*WHAT THIS TASK INVOLVES*: Would you return the complete listing below word for word?

——————

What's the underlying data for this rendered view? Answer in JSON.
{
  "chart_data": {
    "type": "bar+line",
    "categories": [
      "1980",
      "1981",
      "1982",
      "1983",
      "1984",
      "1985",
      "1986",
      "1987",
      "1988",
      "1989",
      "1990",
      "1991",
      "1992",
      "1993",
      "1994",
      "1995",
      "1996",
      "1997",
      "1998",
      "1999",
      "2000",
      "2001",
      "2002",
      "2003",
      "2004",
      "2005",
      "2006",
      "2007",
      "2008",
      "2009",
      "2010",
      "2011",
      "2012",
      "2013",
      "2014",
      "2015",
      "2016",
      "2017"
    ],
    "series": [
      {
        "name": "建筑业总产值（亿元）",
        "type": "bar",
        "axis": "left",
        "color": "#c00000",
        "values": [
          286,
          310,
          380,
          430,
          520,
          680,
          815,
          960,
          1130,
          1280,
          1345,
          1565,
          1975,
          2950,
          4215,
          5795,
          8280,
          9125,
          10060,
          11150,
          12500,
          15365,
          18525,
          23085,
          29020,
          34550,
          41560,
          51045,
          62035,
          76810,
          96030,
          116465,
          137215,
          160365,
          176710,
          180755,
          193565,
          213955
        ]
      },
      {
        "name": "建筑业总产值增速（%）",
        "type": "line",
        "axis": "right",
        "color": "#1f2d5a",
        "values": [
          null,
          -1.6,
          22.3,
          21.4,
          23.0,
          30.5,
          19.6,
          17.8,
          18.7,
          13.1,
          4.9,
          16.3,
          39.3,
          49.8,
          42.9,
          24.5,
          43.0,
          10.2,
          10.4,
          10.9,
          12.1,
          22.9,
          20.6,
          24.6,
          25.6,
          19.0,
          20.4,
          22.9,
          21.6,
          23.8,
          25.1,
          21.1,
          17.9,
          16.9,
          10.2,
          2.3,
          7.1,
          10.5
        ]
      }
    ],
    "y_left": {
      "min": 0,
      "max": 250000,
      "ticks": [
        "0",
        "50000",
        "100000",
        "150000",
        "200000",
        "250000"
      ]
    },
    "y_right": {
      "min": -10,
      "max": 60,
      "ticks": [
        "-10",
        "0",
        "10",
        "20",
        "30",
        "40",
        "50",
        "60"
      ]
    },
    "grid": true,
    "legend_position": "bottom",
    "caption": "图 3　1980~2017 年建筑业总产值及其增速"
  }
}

——————

*EXERCISE RESPONSE*:
What's the underlying data for this rendered view? Answer in JSON.
{
  "chart_data": {
    "type": "bar+line",
    "categories": [
      "1980",
      "1981",
      "1982",
      "1983",
      "1984",
      "1985",
      "1986",
      "1987",
      "1988",
      "1989",
      "1990",
      "1991",
      "1992",
      "1993",
      "1994",
      "1995",
      "1996",
      "1997",
      "1998",
      "1999",
      "2000",
      "2001",
      "2002",
      "2003",
      "2004",
      "2005",
      "2006",
      "2007",
      "2008",
      "2009",
      "2010",
      "2011",
      "2012",
      "2013",
      "2014",
      "2015",
      "2016",
      "2017"
    ],
    "series": [
      {
        "name": "建筑业总产值（亿元）",
        "type": "bar",
        "axis": "left",
        "color": "#c00000",
        "values": [
          286,
          310,
          380,
          430,
          520,
          680,
          815,
          960,
          1130,
          1280,
          1345,
          1565,
          1975,
          2950,
          4215,
          5795,
          8280,
          9125,
          10060,
          11150,
          12500,
          15365,
          18525,
          23085,
          29020,
          34550,
          41560,
          51045,
          62035,
          76810,
          96030,
          116465,
          137215,
          160365,
          176710,
          180755,
          193565,
          213955
        ]
      },
      {
        "name": "建筑业总产值增速（%）",
        "type": "line",
        "axis": "right",
        "color": "#1f2d5a",
        "values": [
          null,
          -1.6,
          22.3,
          21.4,
          23.0,
          30.5,
          19.6,
          17.8,
          18.7,
          13.1,
          4.9,
          16.3,
          39.3,
          49.8,
          42.9,
          24.5,
          43.0,
          10.2,
          10.4,
          10.9,
          12.1,
          22.9,
          20.6,
          24.6,
          25.6,
          19.0,
          20.4,
          22.9,
          21.6,
          23.8,
          25.1,
          21.1,
          17.9,
          16.9,
          10.2,
          2.3,
          7.1,
          10.5
        ]
      }
    ],
    "y_left": {
      "min": 0,
      "max": 250000,
      "ticks": [
        "0",
        "50000",
        "100000",
        "150000",
        "200000",
        "250000"
      ]
    },
    "y_right": {
      "min": -10,
      "max": 60,
      "ticks": [
        "-10",
        "0",
        "10",
        "20",
        "30",
        "40",
        "50",
        "60"
      ]
    },
    "grid": true,
    "legend_position": "bottom",
    "caption": "图 3　1980~2017 年建筑业总产值及其增速"
  }
}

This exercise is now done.